Figure collection entries:
=======
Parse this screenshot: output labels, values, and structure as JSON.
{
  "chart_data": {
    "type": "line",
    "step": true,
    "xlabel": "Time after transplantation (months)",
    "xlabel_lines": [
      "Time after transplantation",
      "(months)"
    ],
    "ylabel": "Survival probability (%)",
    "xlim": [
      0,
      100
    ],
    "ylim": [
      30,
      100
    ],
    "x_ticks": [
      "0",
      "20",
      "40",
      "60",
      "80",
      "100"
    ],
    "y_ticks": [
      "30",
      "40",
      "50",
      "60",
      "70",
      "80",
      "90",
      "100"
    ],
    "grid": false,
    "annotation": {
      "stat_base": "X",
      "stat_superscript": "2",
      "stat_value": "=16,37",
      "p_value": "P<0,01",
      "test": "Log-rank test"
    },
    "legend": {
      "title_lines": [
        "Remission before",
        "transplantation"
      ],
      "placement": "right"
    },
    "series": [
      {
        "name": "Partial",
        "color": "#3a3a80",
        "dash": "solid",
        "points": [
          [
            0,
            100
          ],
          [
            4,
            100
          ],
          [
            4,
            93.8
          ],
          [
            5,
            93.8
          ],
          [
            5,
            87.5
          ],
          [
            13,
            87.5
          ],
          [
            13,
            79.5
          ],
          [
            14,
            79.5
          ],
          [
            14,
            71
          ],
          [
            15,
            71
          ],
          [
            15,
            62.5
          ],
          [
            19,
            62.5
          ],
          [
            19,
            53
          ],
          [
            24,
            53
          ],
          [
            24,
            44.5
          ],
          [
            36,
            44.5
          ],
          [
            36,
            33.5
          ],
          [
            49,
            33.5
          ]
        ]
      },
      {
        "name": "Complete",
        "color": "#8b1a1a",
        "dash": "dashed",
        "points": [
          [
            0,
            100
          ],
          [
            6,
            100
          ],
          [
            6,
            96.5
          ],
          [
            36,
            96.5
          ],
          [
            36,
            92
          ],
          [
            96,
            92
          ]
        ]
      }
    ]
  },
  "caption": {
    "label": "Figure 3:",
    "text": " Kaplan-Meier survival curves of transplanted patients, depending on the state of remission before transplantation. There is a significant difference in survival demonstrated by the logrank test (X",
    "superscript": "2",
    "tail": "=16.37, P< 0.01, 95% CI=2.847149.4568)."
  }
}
=======
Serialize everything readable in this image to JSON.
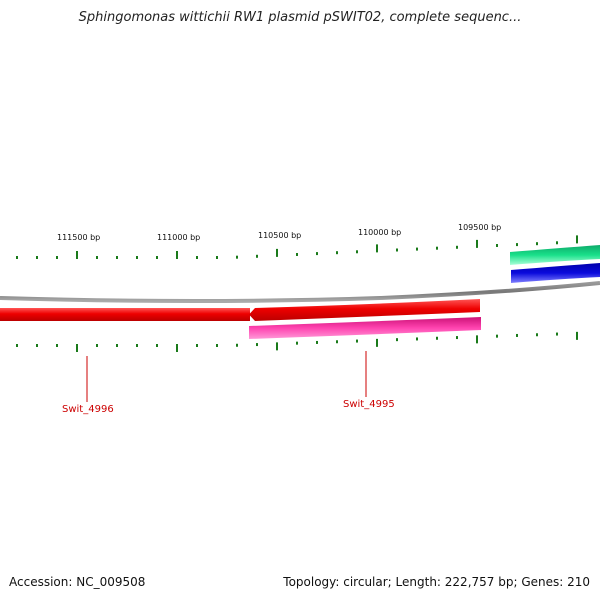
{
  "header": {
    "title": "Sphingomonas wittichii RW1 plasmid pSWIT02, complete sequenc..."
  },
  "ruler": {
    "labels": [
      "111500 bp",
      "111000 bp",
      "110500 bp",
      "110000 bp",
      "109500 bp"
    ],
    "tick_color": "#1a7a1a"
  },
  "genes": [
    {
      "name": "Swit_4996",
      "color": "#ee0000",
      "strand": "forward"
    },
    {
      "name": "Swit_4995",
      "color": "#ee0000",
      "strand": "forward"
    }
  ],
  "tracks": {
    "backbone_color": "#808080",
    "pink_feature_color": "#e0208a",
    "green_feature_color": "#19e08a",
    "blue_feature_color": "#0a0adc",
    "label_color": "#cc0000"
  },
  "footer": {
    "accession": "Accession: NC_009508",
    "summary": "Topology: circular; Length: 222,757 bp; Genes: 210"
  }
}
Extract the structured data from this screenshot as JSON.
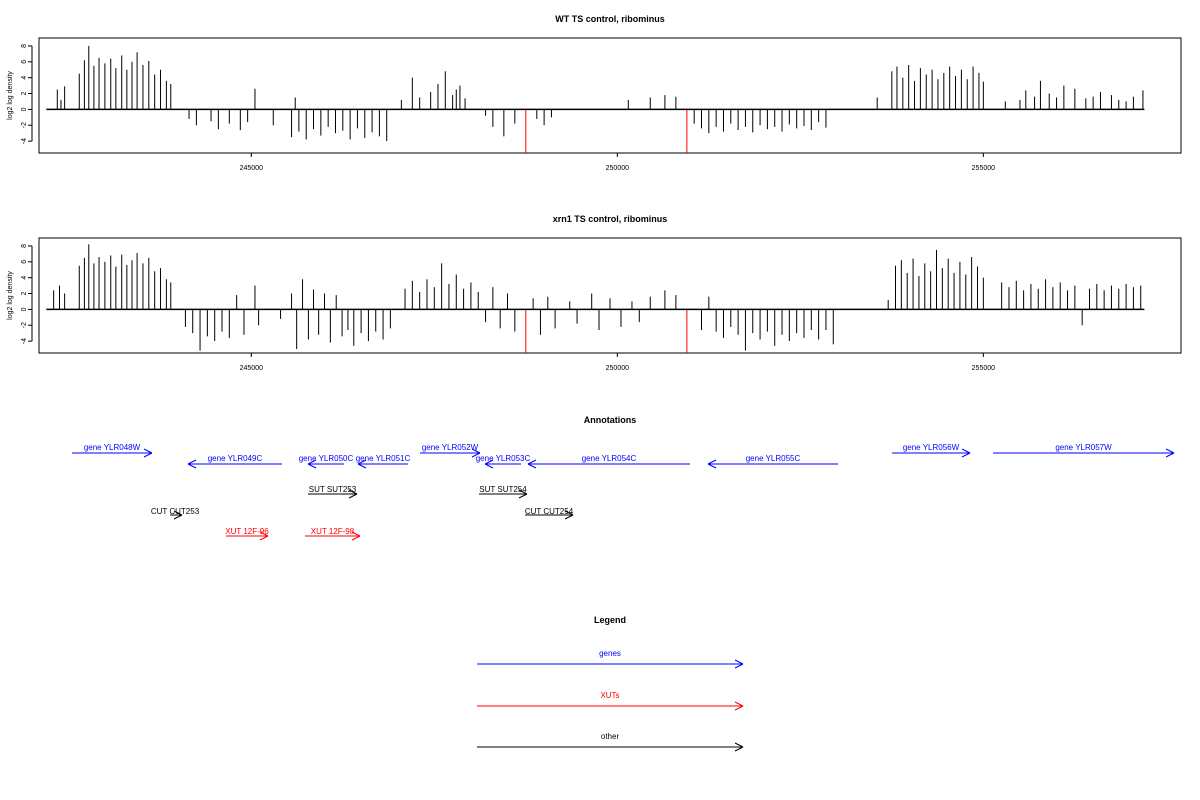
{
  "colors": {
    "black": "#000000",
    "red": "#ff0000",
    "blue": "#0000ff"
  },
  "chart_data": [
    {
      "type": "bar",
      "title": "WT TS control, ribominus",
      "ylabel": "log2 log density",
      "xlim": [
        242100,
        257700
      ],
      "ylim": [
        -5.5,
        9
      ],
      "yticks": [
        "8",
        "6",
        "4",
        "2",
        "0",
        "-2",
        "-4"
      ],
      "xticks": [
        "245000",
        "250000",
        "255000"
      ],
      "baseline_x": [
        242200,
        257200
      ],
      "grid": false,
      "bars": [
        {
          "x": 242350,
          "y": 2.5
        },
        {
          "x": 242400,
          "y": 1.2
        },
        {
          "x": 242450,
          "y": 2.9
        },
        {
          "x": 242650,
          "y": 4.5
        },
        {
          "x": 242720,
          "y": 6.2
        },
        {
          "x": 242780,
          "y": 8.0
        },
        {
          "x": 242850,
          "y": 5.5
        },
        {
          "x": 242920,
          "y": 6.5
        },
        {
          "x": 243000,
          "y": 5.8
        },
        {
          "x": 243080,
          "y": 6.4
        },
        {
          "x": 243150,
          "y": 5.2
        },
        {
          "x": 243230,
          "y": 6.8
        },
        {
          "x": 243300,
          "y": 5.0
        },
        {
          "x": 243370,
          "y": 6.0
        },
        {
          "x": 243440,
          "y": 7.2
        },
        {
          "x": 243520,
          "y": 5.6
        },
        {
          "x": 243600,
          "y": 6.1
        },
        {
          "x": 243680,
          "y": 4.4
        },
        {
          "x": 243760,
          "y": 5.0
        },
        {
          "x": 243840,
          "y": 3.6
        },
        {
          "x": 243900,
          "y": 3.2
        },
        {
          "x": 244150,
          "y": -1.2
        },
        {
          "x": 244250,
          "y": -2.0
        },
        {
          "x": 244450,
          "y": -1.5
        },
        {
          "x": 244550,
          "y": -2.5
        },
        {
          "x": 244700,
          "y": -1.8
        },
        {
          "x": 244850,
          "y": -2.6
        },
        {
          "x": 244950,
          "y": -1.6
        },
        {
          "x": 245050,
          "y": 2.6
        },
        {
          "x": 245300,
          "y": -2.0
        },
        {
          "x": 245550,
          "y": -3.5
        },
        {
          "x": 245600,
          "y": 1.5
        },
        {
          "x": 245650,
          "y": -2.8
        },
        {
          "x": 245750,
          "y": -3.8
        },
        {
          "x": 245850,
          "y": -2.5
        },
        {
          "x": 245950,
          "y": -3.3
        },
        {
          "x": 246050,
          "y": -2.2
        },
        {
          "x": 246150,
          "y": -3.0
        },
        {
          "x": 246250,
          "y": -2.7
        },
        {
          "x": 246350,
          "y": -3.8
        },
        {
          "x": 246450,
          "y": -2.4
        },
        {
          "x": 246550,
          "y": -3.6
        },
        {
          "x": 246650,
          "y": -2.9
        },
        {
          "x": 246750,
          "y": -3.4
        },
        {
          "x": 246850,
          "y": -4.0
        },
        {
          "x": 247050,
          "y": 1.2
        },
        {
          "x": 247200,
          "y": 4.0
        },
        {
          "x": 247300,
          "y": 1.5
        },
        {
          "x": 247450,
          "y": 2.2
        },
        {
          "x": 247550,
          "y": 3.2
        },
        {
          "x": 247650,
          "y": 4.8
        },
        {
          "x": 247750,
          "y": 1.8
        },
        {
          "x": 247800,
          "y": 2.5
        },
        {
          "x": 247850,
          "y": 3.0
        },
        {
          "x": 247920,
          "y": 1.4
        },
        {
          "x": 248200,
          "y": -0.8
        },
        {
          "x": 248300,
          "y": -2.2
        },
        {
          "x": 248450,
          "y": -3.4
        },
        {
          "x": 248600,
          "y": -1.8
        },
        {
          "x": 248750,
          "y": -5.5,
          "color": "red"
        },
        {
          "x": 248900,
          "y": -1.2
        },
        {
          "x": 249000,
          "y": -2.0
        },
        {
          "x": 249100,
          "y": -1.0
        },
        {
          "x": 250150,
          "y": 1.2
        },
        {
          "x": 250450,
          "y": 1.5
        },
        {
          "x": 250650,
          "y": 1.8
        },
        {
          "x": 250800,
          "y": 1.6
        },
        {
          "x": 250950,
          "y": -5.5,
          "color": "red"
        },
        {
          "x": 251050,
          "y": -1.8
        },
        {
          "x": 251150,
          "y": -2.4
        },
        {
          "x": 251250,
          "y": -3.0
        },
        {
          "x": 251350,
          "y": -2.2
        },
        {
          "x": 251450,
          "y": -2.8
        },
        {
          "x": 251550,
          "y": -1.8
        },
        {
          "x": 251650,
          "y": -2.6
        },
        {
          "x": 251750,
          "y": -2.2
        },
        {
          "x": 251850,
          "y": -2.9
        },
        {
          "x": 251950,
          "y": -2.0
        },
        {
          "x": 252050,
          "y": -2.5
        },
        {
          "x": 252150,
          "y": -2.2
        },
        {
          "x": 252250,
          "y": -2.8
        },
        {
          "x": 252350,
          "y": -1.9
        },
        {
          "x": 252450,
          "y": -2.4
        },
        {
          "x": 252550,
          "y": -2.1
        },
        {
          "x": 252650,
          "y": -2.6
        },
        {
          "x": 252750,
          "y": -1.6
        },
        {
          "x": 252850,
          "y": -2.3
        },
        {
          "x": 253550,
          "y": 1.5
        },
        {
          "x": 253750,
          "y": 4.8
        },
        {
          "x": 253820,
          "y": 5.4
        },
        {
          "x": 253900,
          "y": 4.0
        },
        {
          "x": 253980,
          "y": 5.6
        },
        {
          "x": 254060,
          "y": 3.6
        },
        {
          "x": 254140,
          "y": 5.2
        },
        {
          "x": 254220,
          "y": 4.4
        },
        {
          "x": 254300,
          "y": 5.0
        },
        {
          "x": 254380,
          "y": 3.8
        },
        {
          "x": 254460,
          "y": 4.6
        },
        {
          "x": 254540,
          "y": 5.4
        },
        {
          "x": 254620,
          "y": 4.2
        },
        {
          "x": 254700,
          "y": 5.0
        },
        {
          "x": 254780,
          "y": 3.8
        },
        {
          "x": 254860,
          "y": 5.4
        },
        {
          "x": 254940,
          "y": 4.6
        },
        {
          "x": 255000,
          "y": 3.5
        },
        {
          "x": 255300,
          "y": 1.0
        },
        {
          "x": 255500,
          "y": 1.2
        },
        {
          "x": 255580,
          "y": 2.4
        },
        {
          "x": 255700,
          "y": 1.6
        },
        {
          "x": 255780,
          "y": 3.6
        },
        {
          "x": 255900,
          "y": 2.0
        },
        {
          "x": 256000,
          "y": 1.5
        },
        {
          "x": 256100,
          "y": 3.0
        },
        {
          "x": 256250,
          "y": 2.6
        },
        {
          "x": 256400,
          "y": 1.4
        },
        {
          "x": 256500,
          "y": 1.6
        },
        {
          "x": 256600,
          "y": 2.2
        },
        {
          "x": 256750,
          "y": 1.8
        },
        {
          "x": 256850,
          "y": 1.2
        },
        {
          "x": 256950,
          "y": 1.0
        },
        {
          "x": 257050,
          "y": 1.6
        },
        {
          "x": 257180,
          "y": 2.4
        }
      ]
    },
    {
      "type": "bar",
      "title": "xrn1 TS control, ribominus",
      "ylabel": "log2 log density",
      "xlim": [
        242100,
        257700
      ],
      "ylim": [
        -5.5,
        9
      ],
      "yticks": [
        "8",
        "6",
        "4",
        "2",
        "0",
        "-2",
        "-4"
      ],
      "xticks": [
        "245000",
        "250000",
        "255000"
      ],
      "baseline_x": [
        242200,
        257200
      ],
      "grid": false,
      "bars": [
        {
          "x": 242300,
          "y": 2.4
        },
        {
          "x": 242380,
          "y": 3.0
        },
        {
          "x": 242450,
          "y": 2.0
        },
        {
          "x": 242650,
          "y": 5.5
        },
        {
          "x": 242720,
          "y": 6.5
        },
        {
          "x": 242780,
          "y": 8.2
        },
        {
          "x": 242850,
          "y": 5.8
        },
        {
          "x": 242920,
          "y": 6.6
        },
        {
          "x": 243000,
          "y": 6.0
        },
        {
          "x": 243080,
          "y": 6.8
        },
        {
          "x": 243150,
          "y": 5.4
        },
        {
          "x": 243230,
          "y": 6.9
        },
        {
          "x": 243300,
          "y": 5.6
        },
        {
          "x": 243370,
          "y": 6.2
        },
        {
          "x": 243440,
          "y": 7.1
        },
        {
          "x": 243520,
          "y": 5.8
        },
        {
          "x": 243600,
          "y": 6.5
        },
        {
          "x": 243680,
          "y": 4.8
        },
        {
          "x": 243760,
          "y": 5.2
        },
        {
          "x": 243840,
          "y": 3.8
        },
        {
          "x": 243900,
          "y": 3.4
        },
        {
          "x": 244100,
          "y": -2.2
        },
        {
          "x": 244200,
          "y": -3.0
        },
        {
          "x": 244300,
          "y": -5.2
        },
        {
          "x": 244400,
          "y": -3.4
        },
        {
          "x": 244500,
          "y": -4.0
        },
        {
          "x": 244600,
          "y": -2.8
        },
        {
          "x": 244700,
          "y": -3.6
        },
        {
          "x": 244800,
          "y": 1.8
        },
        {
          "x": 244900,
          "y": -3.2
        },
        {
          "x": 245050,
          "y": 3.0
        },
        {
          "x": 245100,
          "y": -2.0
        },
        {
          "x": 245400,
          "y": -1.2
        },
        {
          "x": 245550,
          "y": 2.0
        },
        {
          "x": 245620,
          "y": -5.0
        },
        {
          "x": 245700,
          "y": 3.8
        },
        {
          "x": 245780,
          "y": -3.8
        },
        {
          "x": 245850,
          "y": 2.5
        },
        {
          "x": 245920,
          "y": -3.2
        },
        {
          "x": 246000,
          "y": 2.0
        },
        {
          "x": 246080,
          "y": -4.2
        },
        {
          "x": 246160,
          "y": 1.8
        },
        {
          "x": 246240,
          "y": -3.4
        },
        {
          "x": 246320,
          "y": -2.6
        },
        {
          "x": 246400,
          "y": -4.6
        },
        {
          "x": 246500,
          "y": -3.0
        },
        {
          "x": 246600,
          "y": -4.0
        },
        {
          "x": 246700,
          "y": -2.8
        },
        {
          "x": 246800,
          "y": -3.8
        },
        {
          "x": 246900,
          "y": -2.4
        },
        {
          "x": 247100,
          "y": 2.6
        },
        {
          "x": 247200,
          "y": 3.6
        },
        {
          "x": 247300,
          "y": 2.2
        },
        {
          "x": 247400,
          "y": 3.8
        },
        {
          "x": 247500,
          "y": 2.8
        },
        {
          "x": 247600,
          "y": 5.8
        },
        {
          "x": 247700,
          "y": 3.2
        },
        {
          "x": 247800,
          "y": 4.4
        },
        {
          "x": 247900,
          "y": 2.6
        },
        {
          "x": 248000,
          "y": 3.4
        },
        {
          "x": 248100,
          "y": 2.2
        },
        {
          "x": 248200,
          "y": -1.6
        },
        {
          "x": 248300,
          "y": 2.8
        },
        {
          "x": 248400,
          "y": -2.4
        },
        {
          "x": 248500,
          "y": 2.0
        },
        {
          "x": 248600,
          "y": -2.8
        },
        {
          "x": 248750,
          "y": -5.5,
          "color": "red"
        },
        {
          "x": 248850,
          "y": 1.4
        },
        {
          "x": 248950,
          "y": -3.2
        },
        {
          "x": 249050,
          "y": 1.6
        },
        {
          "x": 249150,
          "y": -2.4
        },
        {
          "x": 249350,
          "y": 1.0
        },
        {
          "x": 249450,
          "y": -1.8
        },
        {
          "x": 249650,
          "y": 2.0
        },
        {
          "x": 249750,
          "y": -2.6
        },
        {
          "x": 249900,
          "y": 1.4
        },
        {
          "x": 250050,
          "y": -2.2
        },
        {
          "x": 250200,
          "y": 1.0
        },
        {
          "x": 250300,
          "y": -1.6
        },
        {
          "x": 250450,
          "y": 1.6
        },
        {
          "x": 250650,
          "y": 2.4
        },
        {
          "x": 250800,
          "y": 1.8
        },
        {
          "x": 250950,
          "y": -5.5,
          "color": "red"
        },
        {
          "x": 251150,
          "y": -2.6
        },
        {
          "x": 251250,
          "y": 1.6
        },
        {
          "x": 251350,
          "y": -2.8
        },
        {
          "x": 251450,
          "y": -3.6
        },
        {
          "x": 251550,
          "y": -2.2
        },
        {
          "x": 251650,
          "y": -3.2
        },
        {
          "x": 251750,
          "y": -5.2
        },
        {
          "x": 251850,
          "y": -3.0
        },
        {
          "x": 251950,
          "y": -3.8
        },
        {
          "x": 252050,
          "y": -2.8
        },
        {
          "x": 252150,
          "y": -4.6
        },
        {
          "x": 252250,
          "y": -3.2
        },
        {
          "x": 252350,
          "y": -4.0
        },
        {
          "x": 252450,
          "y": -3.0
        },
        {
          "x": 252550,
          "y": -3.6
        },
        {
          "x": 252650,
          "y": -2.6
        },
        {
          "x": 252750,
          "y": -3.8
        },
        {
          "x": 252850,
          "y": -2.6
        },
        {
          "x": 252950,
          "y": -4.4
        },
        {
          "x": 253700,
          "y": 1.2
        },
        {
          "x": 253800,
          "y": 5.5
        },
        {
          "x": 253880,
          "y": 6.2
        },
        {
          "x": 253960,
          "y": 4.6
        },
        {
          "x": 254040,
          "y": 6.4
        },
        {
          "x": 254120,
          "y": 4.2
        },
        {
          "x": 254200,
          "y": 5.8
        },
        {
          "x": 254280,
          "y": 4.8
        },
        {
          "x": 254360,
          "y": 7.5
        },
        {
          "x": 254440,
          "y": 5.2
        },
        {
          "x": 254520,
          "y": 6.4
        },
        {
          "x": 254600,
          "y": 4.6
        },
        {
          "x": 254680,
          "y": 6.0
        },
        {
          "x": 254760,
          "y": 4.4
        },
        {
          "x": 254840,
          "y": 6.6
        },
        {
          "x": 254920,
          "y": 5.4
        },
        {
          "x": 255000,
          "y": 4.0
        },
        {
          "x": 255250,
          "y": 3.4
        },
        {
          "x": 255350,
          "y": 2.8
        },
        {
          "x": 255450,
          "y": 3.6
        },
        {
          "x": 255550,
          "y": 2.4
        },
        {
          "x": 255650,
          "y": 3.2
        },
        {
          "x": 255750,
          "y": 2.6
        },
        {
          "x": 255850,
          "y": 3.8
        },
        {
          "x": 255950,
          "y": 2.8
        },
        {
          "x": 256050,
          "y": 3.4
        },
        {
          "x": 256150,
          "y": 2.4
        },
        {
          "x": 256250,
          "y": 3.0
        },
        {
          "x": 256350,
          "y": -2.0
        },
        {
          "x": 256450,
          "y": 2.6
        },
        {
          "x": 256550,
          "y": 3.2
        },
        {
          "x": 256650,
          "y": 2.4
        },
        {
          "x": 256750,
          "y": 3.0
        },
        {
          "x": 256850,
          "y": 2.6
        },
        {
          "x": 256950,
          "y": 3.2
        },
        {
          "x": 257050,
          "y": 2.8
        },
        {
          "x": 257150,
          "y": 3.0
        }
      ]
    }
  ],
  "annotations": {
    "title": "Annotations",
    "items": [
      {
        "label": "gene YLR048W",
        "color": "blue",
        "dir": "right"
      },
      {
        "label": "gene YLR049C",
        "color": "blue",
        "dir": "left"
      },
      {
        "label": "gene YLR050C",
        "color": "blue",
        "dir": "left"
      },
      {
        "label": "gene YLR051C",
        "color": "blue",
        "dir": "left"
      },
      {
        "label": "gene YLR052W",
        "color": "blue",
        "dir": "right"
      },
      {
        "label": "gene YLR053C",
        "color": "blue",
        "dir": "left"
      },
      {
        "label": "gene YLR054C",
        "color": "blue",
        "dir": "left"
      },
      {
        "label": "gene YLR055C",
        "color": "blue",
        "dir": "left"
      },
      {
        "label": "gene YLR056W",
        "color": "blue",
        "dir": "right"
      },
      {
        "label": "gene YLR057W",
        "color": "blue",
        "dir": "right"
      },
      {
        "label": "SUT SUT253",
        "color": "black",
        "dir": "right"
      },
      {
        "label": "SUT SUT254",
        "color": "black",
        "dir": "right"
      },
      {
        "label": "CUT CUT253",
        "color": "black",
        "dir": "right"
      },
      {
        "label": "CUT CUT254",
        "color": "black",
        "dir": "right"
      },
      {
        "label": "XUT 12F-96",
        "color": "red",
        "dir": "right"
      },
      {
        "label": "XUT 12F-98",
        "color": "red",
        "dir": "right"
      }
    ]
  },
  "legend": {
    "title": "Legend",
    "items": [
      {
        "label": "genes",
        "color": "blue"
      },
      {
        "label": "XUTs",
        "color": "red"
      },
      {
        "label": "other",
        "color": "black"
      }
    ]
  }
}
=======
• **Task to complete**:
Show all of the lines above in which "transplantation" is present.

• **Result of this exercise**:
    "xlabel": "Time after transplantation (months)",
      "Time after transplantation",
        "transplantation"
    "text": " Kaplan-Meier survival curves of transplanted patients, depending on the state of remission before transplantation. There is a significant difference in survival demonstrated by the logrank test (X",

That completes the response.